Records:

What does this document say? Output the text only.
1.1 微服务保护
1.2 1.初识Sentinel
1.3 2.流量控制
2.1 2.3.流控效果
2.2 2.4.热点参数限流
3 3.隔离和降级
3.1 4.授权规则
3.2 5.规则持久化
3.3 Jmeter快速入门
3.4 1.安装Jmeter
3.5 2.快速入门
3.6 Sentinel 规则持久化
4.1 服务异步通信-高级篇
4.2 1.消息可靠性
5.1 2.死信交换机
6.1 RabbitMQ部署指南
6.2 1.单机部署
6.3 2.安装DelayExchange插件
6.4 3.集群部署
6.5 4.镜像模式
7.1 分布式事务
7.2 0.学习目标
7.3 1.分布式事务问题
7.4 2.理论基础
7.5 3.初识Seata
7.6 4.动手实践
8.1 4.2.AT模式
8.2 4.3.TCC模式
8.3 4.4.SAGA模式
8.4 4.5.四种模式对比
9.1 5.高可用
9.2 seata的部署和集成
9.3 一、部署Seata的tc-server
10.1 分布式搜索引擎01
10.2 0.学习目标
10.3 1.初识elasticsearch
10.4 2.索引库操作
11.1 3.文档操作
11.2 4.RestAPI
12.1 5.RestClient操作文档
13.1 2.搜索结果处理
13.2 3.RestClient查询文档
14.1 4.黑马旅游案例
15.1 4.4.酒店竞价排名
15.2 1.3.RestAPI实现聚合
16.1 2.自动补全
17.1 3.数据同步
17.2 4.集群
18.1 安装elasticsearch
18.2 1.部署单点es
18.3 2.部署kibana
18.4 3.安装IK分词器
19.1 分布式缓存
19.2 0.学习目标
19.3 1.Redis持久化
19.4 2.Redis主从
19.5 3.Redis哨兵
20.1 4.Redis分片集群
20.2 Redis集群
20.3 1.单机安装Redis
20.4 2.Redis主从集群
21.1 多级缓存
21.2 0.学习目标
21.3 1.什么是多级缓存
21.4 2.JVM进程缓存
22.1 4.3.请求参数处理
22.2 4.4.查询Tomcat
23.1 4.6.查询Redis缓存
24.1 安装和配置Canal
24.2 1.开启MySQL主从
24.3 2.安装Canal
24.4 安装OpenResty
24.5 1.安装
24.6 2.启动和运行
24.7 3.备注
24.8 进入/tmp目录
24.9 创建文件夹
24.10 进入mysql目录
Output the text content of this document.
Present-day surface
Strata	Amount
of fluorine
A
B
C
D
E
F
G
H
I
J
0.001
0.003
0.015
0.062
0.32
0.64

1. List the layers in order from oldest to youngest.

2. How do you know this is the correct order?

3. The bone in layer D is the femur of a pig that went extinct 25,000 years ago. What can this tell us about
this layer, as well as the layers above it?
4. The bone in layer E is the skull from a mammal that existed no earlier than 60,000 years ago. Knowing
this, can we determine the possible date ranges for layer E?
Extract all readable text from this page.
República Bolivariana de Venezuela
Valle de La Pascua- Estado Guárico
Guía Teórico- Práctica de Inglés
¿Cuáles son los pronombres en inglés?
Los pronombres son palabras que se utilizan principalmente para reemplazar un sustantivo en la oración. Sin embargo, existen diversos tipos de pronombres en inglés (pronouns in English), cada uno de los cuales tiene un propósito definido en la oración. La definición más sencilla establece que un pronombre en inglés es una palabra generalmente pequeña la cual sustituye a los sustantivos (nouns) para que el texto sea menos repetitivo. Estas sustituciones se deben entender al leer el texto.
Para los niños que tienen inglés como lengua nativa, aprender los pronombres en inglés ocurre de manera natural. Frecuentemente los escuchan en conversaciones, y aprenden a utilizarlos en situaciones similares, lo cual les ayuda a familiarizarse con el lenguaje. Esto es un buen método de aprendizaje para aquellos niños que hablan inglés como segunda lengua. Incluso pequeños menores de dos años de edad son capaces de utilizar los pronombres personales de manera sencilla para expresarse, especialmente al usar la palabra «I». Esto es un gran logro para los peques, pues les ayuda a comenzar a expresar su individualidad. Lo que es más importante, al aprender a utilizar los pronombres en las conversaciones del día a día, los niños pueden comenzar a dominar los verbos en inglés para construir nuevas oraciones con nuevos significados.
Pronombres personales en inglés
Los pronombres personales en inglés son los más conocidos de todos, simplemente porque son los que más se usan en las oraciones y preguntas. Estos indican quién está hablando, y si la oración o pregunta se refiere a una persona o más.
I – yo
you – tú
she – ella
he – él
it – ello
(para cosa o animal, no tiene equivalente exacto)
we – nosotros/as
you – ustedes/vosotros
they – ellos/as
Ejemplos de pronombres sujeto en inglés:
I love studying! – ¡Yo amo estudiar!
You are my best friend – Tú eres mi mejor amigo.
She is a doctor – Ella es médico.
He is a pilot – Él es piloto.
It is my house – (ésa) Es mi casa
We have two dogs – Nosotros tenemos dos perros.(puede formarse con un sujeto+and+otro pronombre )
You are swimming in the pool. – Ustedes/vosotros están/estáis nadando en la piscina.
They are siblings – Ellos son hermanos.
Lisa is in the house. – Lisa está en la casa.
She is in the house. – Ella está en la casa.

Problem to solve: Copy out the whole listing, exactly as written.

Answer in full:
What does this document say? Output the text only.
1.1 微服务保护
1.2 1.初识Sentinel
1.3 2.流量控制
2.1 2.3.流控效果
2.2 2.4.热点参数限流
3 3.隔离和降级
3.1 4.授权规则
3.2 5.规则持久化
3.3 Jmeter快速入门
3.4 1.安装Jmeter
3.5 2.快速入门
3.6 Sentinel 规则持久化
4.1 服务异步通信-高级篇
4.2 1.消息可靠性
5.1 2.死信交换机
6.1 RabbitMQ部署指南
6.2 1.单机部署
6.3 2.安装DelayExchange插件
6.4 3.集群部署
6.5 4.镜像模式
7.1 分布式事务
7.2 0.学习目标
7.3 1.分布式事务问题
7.4 2.理论基础
7.5 3.初识Seata
7.6 4.动手实践
8.1 4.2.AT模式
8.2 4.3.TCC模式
8.3 4.4.SAGA模式
8.4 4.5.四种模式对比
9.1 5.高可用
9.2 seata的部署和集成
9.3 一、部署Seata的tc-server
10.1 分布式搜索引擎01
10.2 0.学习目标
10.3 1.初识elasticsearch
10.4 2.索引库操作
11.1 3.文档操作
11.2 4.RestAPI
12.1 5.RestClient操作文档
13.1 2.搜索结果处理
13.2 3.RestClient查询文档
14.1 4.黑马旅游案例
15.1 4.4.酒店竞价排名
15.2 1.3.RestAPI实现聚合
16.1 2.自动补全
17.1 3.数据同步
17.2 4.集群
18.1 安装elasticsearch
18.2 1.部署单点es
18.3 2.部署kibana
18.4 3.安装IK分词器
19.1 分布式缓存
19.2 0.学习目标
19.3 1.Redis持久化
19.4 2.Redis主从
19.5 3.Redis哨兵
20.1 4.Redis分片集群
20.2 Redis集群
20.3 1.单机安装Redis
20.4 2.Redis主从集群
21.1 多级缓存
21.2 0.学习目标
21.3 1.什么是多级缓存
21.4 2.JVM进程缓存
22.1 4.3.请求参数处理
22.2 4.4.查询Tomcat
23.1 4.6.查询Redis缓存
24.1 安装和配置Canal
24.2 1.开启MySQL主从
24.3 2.安装Canal
24.4 安装OpenResty
24.5 1.安装
24.6 2.启动和运行
24.7 3.备注
24.8 进入/tmp目录
24.9 创建文件夹
24.10 进入mysql目录
Output the text content of this document.
Present-day surface
Strata	Amount
of fluorine
A
B
C
D
E
F
G
H
I
J
0.001
0.003
0.015
0.062
0.32
0.64

1. List the layers in order from oldest to youngest.

2. How do you know this is the correct order?

3. The bone in layer D is the femur of a pig that went extinct 25,000 years ago. What can this tell us about
this layer, as well as the layers above it?
4. The bone in layer E is the skull from a mammal that existed no earlier than 60,000 years ago. Knowing
this, can we determine the possible date ranges for layer E?
Extract all readable text from this page.
República Bolivariana de Venezuela
Valle de La Pascua- Estado Guárico
Guía Teórico- Práctica de Inglés
¿Cuáles son los pronombres en inglés?
Los pronombres son palabras que se utilizan principalmente para reemplazar un sustantivo en la oración. Sin embargo, existen diversos tipos de pronombres en inglés (pronouns in English), cada uno de los cuales tiene un propósito definido en la oración. La definición más sencilla establece que un pronombre en inglés es una palabra generalmente pequeña la cual sustituye a los sustantivos (nouns) para que el texto sea menos repetitivo. Estas sustituciones se deben entender al leer el texto.
Para los niños que tienen inglés como lengua nativa, aprender los pronombres en inglés ocurre de manera natural. Frecuentemente los escuchan en conversaciones, y aprenden a utilizarlos en situaciones similares, lo cual les ayuda a familiarizarse con el lenguaje. Esto es un buen método de aprendizaje para aquellos niños que hablan inglés como segunda lengua. Incluso pequeños menores de dos años de edad son capaces de utilizar los pronombres personales de manera sencilla para expresarse, especialmente al usar la palabra «I». Esto es un gran logro para los peques, pues les ayuda a comenzar a expresar su individualidad. Lo que es más importante, al aprender a utilizar los pronombres en las conversaciones del día a día, los niños pueden comenzar a dominar los verbos en inglés para construir nuevas oraciones con nuevos significados.
Pronombres personales en inglés
Los pronombres personales en inglés son los más conocidos de todos, simplemente porque son los que más se usan en las oraciones y preguntas. Estos indican quién está hablando, y si la oración o pregunta se refiere a una persona o más.
I – yo
you – tú
she – ella
he – él
it – ello
(para cosa o animal, no tiene equivalente exacto)
we – nosotros/as
you – ustedes/vosotros
they – ellos/as
Ejemplos de pronombres sujeto en inglés:
I love studying! – ¡Yo amo estudiar!
You are my best friend – Tú eres mi mejor amigo.
She is a doctor – Ella es médico.
He is a pilot – Él es piloto.
It is my house – (ésa) Es mi casa
We have two dogs – Nosotros tenemos dos perros.(puede formarse con un sujeto+and+otro pronombre )
You are swimming in the pool. – Ustedes/vosotros están/estáis nadando en la piscina.
They are siblings – Ellos son hermanos.
Lisa is in the house. – Lisa está en la casa.
She is in the house. – Ella está en la casa.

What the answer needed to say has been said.